## [Extract provided]
Like its populace, L.A.’s music scene comes from all over the USA and elsewhere, and if you dig a bit, you’ll find that most of the various strands we’re hearing today, from rock and hip-hop to R&B to jazz and country, share intriguing intermusical roots. Pop music in L.A. dates from the heady days following World War II, when an influx of music-crazy, recently discharged veterans migrated here and found hospitable stomping grounds for new ways of hearing and playing the sounds they heard in their heads. At first there were few places to perform, and there was virtually no recording industry, at least not for these restless musical gamblers. But by dint of a lot of hustling (and the potential big bucks to be made), a club scene slowly emerged, radio took notice, and the mainstream enjoyed a wellspring of jazz/blues/pop cross-fertilization (possible only in a relatively unhindered place like L.A.) that argued persuasively that, in music anyway, anything was possible. And to make those possibilities come to pass, musicians who hoped to survive had to know how to play it all.

Incredibly, a lot of these seasoned vets are still around, still playing, and they’re your neighbors, with amazing stories to tell — like this one from longtime sax player, scenester, producer, club owner and promoter Jimmie Maddin, who for over 50 years has kept an active hand in a crazy spectrum of popular music styles that swings from bebop and avant-garde jazz to blues, raunchy R&B, kitschy novelty tunes, surf music, psychedelic garage rock, country & western and mariachi. Along the way he’s befriended some very colorful people, and had a few hit tunes (“Jeannie, Jeannie, Jeannie,” “Mashin’ Grapes,” “We Love the Dodgers,” and the very first rock & roll hit to come out of L.A., 1951’s “Boogie Boo”). A salty bon vivant originally from Sheboygan, Wisconsin, Jimmie, now 71, lives in Silver Lake, drives a very long, copper-toned Caddy and likes to wear shades with his zoot suit. In this conversation, he fills us in on his solid-gold life in the fickle trenches of the music biz back in the day.


You came to L.A. in 1947. Why here?


There were three places you could go — Chicago, New York and here, where they had good music schools. And my brother was out here, and he was a band leader, so I naturally came here because I knew people.


What was your brother’s name?


Jack. I used to travel with him when I was a kid. He had a “territorial band,” they called them in the Middle West; he worked around Detroit a lot. The group was called the Detroiters. And he got unlucky — his number was picked out of the fish bowl and he was drafted. But then he got into the Army and he worked with some famous guys like Bud Freeman, tenor man from Chicago, up in the Aleutian Islands. And then when I came through on the way overseas, I liked L.A. — you know, it’s a nice place, a beautiful place to come to.

[Image layout annotations]
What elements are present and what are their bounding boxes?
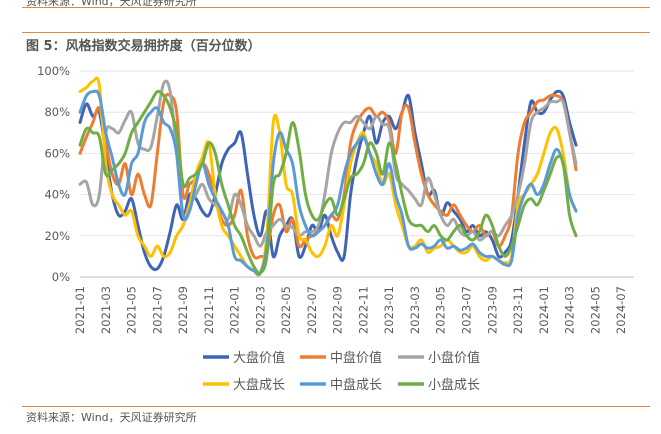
x-tick-label: 2022-07 xyxy=(305,286,319,334)
series-lines xyxy=(78,76,578,277)
legend-item: 中盘成长 xyxy=(300,377,382,393)
x-tick-label: 2022-01 xyxy=(228,286,242,334)
legend-label: 小盘成长 xyxy=(428,377,480,393)
legend-label: 小盘价值 xyxy=(428,350,480,366)
legend-label: 中盘价值 xyxy=(330,350,382,366)
x-tick-label: 2022-09 xyxy=(331,286,345,334)
x-tick-label: 2023-09 xyxy=(485,286,499,334)
x-tick-label: 2024-03 xyxy=(563,286,577,334)
x-tick-label: 2024-01 xyxy=(537,286,551,334)
y-tick-label: 20% xyxy=(44,229,70,243)
source-divider xyxy=(22,406,650,407)
x-tick-label: 2023-03 xyxy=(408,286,422,334)
y-tick-label: 60% xyxy=(44,146,70,160)
title-divider xyxy=(22,32,650,33)
legend-item: 小盘价值 xyxy=(398,350,480,366)
x-tick-label: 2022-03 xyxy=(253,286,267,334)
legend-item: 小盘成长 xyxy=(398,377,480,393)
y-tick-label: 40% xyxy=(44,188,70,202)
legend-item: 大盘成长 xyxy=(203,377,285,393)
x-tick-label: 2021-09 xyxy=(176,286,190,334)
x-tick-label: 2023-05 xyxy=(434,286,448,334)
x-tick-label: 2021-05 xyxy=(125,286,139,334)
y-tick-label: 0% xyxy=(52,270,70,284)
legend-item: 中盘价值 xyxy=(300,350,382,366)
top-source-note: 资料来源：Wind，天风证券研究所 xyxy=(26,0,197,8)
x-tick-label: 2023-11 xyxy=(511,286,525,334)
y-axis-ticks: 0% 20% 40% 60% 80% 100% xyxy=(37,64,70,284)
top-divider xyxy=(22,7,650,8)
legend-label: 大盘价值 xyxy=(233,350,285,366)
legend-label: 大盘成长 xyxy=(233,377,285,393)
source-note: 资料来源：Wind，天风证券研究所 xyxy=(26,411,197,424)
x-axis-ticks: 2021-01 2021-03 2021-05 2021-07 2021-09 2021-… xyxy=(73,286,628,334)
series-line-小盘成长 xyxy=(78,89,578,275)
x-tick-label: 2023-07 xyxy=(460,286,474,334)
x-tick-label: 2022-05 xyxy=(279,286,293,334)
x-tick-label: 2024-07 xyxy=(614,286,628,334)
legend-label: 中盘成长 xyxy=(330,377,382,393)
x-tick-label: 2021-07 xyxy=(150,286,164,334)
x-tick-label: 2021-03 xyxy=(99,286,113,334)
x-tick-label: 2024-05 xyxy=(588,286,602,334)
x-tick-label: 2021-11 xyxy=(202,286,216,334)
figure-title: 图 5：风格指数交易拥挤度（百分位数） xyxy=(26,39,261,54)
y-tick-label: 100% xyxy=(37,64,70,78)
x-tick-label: 2022-11 xyxy=(356,286,370,334)
series-line-中盘成长 xyxy=(78,89,578,276)
y-tick-label: 80% xyxy=(44,105,70,119)
legend-item: 大盘价值 xyxy=(203,350,285,366)
x-tick-label: 2023-01 xyxy=(382,286,396,334)
x-tick-label: 2021-01 xyxy=(73,286,87,334)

## [Requests]
**A.** In the Jimmie Maddin interview, where is Maddin originally from?
**B.** Please resume the Jimmie Maddin interview, picking up right after its final sentence.

## [Task-by-task results]
**A.** Sheboygan, Wisconsin.

**B.**
You’d already begun studying music back in Wisconsin, right? ç

I started when I was 8 years old, singing at parties around Sheboygan. And then I started listening to Count Basie when I was about 10 or 12, and Jimmy Rushing and the Count Basie Band with Lester Young. I used to hitchhike up to Chicago, 110 miles away, to stand in the hallway and listen to Woody Herman’s “Apple Honey” band. I played the clarinet and saxophone in the high school band. And then when I traveled with my brother’s band, summers, I met a lot of jazz musicians.

During the war, at the Sheboygan Theater they used to have, like, Chico Marx’s band and all these different swing commercial groups, and I’d spend the whole week there listening to my favorite bands, then I’d run backstage and meet all the guys. And that’s when I met Duke Ellington, back around 1942.


By the time you got out here, did you have a decent set of playing chops?


I didn’t feel like I played that good, but I fibbed enough to get jobs. But two weeks after I got here, I started at the Westlake School of Music on Sixth and Alvarado. And I’d bump into so many different great musicians, you know — Britt Woodman, trombone player with Ellington; and Marty Paich, and Art Pepper, Bill Holman.

There was a very famous teacher who had a school on Maple and Jefferson, his name was Lloyd Reese, and Lloyd was a trumpet and saxophone player, and he played with the Art Tatum Trio, with Lionel Hampton on drums. Les Hite — he had a famous band at the Cotton Club in Culver City, it was the best band on the West Coast — he was teaching at Lloyd’s school. Well, I was interviewing teachers I wanted to study with, and this is what Lloyd said he could do for me: He says, What I can do is teach you to make a living at music. When you get done studying with me, you’ll be able to go out and play a gig.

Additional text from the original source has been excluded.